> WHAT IS EXPECTED
Transcribe the entries that follow, word for word.

> WORKING DATA
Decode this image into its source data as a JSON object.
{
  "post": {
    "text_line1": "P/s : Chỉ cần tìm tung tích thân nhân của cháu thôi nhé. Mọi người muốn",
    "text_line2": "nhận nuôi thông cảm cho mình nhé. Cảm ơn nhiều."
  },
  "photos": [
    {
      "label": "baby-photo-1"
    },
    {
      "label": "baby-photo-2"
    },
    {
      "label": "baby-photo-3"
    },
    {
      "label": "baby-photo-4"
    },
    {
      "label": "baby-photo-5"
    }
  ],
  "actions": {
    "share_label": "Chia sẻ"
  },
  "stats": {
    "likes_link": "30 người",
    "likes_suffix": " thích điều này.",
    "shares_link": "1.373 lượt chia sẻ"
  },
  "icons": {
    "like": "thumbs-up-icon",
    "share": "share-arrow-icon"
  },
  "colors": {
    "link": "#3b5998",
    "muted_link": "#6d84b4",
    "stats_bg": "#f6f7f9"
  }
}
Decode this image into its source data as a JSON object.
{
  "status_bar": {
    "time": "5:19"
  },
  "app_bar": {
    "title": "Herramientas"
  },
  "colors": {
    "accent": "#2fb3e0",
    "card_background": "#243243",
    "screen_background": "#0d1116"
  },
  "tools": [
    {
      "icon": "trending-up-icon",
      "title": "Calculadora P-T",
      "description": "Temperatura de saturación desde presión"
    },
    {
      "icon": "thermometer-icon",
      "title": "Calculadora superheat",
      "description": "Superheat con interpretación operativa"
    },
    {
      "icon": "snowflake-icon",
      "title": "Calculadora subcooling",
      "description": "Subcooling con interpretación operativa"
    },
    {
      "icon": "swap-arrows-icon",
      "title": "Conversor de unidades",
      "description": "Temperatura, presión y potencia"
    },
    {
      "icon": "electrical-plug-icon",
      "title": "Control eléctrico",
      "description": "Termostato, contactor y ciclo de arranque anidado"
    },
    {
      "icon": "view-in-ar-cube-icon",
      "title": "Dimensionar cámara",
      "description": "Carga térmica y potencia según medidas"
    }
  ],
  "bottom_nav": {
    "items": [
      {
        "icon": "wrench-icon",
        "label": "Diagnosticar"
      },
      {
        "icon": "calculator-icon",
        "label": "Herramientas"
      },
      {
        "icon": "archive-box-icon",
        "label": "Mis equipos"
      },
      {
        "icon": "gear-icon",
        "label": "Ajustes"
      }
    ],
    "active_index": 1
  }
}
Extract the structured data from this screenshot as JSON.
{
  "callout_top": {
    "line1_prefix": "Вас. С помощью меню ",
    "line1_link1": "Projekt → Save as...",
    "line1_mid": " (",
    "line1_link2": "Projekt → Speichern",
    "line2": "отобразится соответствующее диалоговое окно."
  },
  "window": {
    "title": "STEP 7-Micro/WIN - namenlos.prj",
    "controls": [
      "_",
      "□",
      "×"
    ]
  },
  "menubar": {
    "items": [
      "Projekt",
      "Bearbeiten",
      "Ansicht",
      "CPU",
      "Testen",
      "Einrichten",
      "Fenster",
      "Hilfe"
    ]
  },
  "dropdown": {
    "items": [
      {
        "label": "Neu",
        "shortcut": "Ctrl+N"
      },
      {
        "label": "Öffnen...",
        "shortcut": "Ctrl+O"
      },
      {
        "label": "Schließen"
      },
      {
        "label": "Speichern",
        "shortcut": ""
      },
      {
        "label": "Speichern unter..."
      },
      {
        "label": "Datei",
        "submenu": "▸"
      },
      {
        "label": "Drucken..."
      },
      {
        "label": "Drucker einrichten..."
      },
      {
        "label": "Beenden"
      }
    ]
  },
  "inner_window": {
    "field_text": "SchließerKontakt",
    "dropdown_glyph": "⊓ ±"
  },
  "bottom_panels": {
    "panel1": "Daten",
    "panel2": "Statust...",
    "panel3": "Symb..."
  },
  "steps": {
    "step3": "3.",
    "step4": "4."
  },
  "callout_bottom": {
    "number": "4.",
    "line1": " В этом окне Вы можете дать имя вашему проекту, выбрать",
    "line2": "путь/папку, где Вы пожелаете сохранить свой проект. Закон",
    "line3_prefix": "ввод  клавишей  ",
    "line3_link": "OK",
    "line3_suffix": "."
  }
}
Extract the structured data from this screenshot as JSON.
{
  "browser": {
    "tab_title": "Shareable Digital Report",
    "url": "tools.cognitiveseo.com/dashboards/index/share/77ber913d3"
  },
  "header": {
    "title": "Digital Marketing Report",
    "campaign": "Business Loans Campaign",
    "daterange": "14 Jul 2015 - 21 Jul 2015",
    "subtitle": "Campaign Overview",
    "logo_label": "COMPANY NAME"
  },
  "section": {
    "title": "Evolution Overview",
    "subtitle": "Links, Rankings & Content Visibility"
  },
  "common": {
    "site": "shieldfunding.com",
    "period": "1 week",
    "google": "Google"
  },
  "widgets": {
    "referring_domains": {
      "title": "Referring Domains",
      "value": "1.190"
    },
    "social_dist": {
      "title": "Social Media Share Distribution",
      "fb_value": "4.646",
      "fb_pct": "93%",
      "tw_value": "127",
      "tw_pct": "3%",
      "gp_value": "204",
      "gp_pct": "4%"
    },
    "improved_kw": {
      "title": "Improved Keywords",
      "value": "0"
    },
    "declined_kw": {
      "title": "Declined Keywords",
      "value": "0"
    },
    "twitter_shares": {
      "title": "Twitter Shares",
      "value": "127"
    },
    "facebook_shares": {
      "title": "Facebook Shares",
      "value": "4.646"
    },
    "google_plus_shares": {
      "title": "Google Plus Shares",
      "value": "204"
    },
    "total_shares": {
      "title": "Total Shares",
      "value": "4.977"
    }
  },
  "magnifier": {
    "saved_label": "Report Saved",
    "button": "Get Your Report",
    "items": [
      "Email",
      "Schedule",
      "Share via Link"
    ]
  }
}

> EXERCISE ANSWER
Decode this image into its source data as a JSON object.
{
  "post": {
    "text_line1": "P/s : Chỉ cần tìm tung tích thân nhân của cháu thôi nhé. Mọi người muốn",
    "text_line2": "nhận nuôi thông cảm cho mình nhé. Cảm ơn nhiều."
  },
  "photos": [
    {
      "label": "baby-photo-1"
    },
    {
      "label": "baby-photo-2"
    },
    {
      "label": "baby-photo-3"
    },
    {
      "label": "baby-photo-4"
    },
    {
      "label": "baby-photo-5"
    }
  ],
  "actions": {
    "share_label": "Chia sẻ"
  },
  "stats": {
    "likes_link": "30 người",
    "likes_suffix": " thích điều này.",
    "shares_link": "1.373 lượt chia sẻ"
  },
  "icons": {
    "like": "thumbs-up-icon",
    "share": "share-arrow-icon"
  },
  "colors": {
    "link": "#3b5998",
    "muted_link": "#6d84b4",
    "stats_bg": "#f6f7f9"
  }
}
Decode this image into its source data as a JSON object.
{
  "status_bar": {
    "time": "5:19"
  },
  "app_bar": {
    "title": "Herramientas"
  },
  "colors": {
    "accent": "#2fb3e0",
    "card_background": "#243243",
    "screen_background": "#0d1116"
  },
  "tools": [
    {
      "icon": "trending-up-icon",
      "title": "Calculadora P-T",
      "description": "Temperatura de saturación desde presión"
    },
    {
      "icon": "thermometer-icon",
      "title": "Calculadora superheat",
      "description": "Superheat con interpretación operativa"
    },
    {
      "icon": "snowflake-icon",
      "title": "Calculadora subcooling",
      "description": "Subcooling con interpretación operativa"
    },
    {
      "icon": "swap-arrows-icon",
      "title": "Conversor de unidades",
      "description": "Temperatura, presión y potencia"
    },
    {
      "icon": "electrical-plug-icon",
      "title": "Control eléctrico",
      "description": "Termostato, contactor y ciclo de arranque anidado"
    },
    {
      "icon": "view-in-ar-cube-icon",
      "title": "Dimensionar cámara",
      "description": "Carga térmica y potencia según medidas"
    }
  ],
  "bottom_nav": {
    "items": [
      {
        "icon": "wrench-icon",
        "label": "Diagnosticar"
      },
      {
        "icon": "calculator-icon",
        "label": "Herramientas"
      },
      {
        "icon": "archive-box-icon",
        "label": "Mis equipos"
      },
      {
        "icon": "gear-icon",
        "label": "Ajustes"
      }
    ],
    "active_index": 1
  }
}
Extract the structured data from this screenshot as JSON.
{
  "callout_top": {
    "line1_prefix": "Вас. С помощью меню ",
    "line1_link1": "Projekt → Save as...",
    "line1_mid": " (",
    "line1_link2": "Projekt → Speichern",
    "line2": "отобразится соответствующее диалоговое окно."
  },
  "window": {
    "title": "STEP 7-Micro/WIN - namenlos.prj",
    "controls": [
      "_",
      "□",
      "×"
    ]
  },
  "menubar": {
    "items": [
      "Projekt",
      "Bearbeiten",
      "Ansicht",
      "CPU",
      "Testen",
      "Einrichten",
      "Fenster",
      "Hilfe"
    ]
  },
  "dropdown": {
    "items": [
      {
        "label": "Neu",
        "shortcut": "Ctrl+N"
      },
      {
        "label": "Öffnen...",
        "shortcut": "Ctrl+O"
      },
      {
        "label": "Schließen"
      },
      {
        "label": "Speichern",
        "shortcut": ""
      },
      {
        "label": "Speichern unter..."
      },
      {
        "label": "Datei",
        "submenu": "▸"
      },
      {
        "label": "Drucken..."
      },
      {
        "label": "Drucker einrichten..."
      },
      {
        "label": "Beenden"
      }
    ]
  },
  "inner_window": {
    "field_text": "SchließerKontakt",
    "dropdown_glyph": "⊓ ±"
  },
  "bottom_panels": {
    "panel1": "Daten",
    "panel2": "Statust...",
    "panel3": "Symb..."
  },
  "steps": {
    "step3": "3.",
    "step4": "4."
  },
  "callout_bottom": {
    "number": "4.",
    "line1": " В этом окне Вы можете дать имя вашему проекту, выбрать",
    "line2": "путь/папку, где Вы пожелаете сохранить свой проект. Закон",
    "line3_prefix": "ввод  клавишей  ",
    "line3_link": "OK",
    "line3_suffix": "."
  }
}
Extract the structured data from this screenshot as JSON.
{
  "browser": {
    "tab_title": "Shareable Digital Report",
    "url": "tools.cognitiveseo.com/dashboards/index/share/77ber913d3"
  },
  "header": {
    "title": "Digital Marketing Report",
    "campaign": "Business Loans Campaign",
    "daterange": "14 Jul 2015 - 21 Jul 2015",
    "subtitle": "Campaign Overview",
    "logo_label": "COMPANY NAME"
  },
  "section": {
    "title": "Evolution Overview",
    "subtitle": "Links, Rankings & Content Visibility"
  },
  "common": {
    "site": "shieldfunding.com",
    "period": "1 week",
    "google": "Google"
  },
  "widgets": {
    "referring_domains": {
      "title": "Referring Domains",
      "value": "1.190"
    },
    "social_dist": {
      "title": "Social Media Share Distribution",
      "fb_value": "4.646",
      "fb_pct": "93%",
      "tw_value": "127",
      "tw_pct": "3%",
      "gp_value": "204",
      "gp_pct": "4%"
    },
    "improved_kw": {
      "title": "Improved Keywords",
      "value": "0"
    },
    "declined_kw": {
      "title": "Declined Keywords",
      "value": "0"
    },
    "twitter_shares": {
      "title": "Twitter Shares",
      "value": "127"
    },
    "facebook_shares": {
      "title": "Facebook Shares",
      "value": "4.646"
    },
    "google_plus_shares": {
      "title": "Google Plus Shares",
      "value": "204"
    },
    "total_shares": {
      "title": "Total Shares",
      "value": "4.977"
    }
  },
  "magnifier": {
    "saved_label": "Report Saved",
    "button": "Get Your Report",
    "items": [
      "Email",
      "Schedule",
      "Share via Link"
    ]
  }
}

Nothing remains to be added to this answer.